* _PROBLEM TO WORK ON_: In the material below, the lines containing the word "world" are required; copy each of them.

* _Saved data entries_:
****

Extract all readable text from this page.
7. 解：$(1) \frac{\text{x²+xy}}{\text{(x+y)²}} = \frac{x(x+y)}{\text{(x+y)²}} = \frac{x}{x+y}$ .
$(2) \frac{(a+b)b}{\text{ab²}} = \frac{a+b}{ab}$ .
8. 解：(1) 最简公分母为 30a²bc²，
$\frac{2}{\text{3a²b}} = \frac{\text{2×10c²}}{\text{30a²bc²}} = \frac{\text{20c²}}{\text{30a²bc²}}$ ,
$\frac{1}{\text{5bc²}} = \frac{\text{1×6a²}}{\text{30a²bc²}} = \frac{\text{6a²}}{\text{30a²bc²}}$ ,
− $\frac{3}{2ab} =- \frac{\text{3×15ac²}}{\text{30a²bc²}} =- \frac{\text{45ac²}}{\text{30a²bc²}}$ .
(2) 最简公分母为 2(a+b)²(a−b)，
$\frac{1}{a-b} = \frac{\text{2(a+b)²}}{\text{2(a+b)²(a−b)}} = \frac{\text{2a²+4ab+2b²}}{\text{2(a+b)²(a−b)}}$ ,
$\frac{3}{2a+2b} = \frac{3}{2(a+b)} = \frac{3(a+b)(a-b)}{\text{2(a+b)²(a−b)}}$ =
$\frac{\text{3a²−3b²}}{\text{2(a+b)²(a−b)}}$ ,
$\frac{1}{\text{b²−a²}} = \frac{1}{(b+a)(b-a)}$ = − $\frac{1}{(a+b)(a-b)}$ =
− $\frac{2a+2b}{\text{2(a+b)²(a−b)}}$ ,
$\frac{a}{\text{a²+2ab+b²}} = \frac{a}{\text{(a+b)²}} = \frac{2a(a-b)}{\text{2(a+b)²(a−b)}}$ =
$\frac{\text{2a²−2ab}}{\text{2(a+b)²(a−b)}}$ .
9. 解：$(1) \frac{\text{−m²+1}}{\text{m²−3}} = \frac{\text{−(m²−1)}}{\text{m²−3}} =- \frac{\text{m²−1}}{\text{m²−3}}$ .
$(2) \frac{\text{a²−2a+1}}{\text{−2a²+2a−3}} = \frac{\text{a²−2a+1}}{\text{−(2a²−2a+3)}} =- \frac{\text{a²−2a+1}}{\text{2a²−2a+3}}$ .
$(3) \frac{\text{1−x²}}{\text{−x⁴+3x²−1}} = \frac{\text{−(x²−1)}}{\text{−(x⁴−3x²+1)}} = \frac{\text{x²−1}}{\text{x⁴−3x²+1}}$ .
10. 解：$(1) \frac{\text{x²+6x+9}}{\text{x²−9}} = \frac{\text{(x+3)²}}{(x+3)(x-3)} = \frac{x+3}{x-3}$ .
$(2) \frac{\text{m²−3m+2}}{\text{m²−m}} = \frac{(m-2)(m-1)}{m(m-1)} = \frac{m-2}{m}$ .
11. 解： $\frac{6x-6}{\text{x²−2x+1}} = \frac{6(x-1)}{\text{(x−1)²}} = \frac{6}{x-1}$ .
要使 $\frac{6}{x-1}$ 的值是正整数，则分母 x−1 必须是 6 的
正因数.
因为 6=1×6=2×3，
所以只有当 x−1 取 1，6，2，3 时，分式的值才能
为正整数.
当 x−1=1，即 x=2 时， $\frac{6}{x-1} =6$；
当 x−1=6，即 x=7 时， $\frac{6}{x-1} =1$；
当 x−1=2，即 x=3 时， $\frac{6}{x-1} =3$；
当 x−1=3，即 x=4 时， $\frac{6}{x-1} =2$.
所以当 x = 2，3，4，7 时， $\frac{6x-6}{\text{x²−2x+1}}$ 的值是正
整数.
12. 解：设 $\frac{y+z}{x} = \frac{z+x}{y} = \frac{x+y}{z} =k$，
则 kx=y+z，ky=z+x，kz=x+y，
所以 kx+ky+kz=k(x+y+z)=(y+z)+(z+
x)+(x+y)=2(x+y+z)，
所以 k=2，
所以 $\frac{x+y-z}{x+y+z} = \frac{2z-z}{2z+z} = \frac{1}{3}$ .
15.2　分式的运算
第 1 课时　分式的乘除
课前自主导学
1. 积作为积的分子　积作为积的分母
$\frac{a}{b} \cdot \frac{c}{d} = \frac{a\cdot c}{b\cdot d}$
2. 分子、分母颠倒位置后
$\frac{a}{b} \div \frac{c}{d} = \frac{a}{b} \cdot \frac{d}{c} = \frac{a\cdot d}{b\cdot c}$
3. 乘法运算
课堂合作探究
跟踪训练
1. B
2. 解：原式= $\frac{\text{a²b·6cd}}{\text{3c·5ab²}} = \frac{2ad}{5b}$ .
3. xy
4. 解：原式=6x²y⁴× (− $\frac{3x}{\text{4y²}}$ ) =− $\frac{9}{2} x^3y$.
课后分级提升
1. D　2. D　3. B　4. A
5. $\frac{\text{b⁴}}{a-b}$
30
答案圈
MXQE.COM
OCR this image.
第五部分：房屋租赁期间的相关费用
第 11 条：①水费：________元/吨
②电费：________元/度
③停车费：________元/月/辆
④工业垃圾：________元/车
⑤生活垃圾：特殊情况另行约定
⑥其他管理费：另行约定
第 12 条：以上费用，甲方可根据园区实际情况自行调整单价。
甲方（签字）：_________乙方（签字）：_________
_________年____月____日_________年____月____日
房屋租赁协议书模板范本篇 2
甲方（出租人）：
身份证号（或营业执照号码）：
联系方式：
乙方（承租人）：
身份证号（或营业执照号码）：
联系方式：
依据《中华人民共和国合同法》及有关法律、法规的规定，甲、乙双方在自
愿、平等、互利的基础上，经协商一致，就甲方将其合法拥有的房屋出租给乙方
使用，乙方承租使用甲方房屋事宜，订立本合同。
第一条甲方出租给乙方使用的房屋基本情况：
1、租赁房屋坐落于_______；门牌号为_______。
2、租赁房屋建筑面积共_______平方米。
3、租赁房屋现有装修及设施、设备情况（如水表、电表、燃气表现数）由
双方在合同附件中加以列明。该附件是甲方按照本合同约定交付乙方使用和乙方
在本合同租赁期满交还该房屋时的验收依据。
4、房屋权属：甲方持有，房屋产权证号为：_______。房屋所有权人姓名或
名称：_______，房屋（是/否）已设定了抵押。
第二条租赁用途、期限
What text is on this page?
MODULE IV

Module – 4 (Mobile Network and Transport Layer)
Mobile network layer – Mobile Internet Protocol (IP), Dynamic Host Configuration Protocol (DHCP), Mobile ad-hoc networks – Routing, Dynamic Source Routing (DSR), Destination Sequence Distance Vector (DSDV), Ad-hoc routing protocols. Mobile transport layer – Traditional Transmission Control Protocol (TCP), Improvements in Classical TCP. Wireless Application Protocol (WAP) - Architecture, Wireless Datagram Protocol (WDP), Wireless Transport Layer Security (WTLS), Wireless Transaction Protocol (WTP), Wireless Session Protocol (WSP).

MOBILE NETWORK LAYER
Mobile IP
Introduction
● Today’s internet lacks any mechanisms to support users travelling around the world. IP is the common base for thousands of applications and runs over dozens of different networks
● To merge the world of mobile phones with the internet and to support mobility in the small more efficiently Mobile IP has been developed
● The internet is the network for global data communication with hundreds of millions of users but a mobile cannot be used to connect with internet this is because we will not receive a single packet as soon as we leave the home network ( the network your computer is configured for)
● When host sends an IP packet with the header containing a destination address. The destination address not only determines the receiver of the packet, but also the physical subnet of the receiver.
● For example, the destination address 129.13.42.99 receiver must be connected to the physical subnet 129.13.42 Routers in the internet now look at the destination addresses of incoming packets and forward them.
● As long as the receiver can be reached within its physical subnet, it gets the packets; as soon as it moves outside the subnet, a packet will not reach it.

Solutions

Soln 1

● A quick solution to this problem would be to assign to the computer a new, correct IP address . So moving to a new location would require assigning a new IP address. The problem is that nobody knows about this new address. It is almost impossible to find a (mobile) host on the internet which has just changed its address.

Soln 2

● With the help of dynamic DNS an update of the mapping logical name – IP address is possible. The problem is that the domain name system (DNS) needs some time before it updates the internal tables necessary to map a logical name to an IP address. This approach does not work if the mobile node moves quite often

****

* _RESPONSE_:
● Today’s internet lacks any mechanisms to support users travelling around the world. IP is the common base for thousands of applications and runs over dozens of different networks
● To merge the world of mobile phones with the internet and to support mobility in the small more efficiently Mobile IP has been developed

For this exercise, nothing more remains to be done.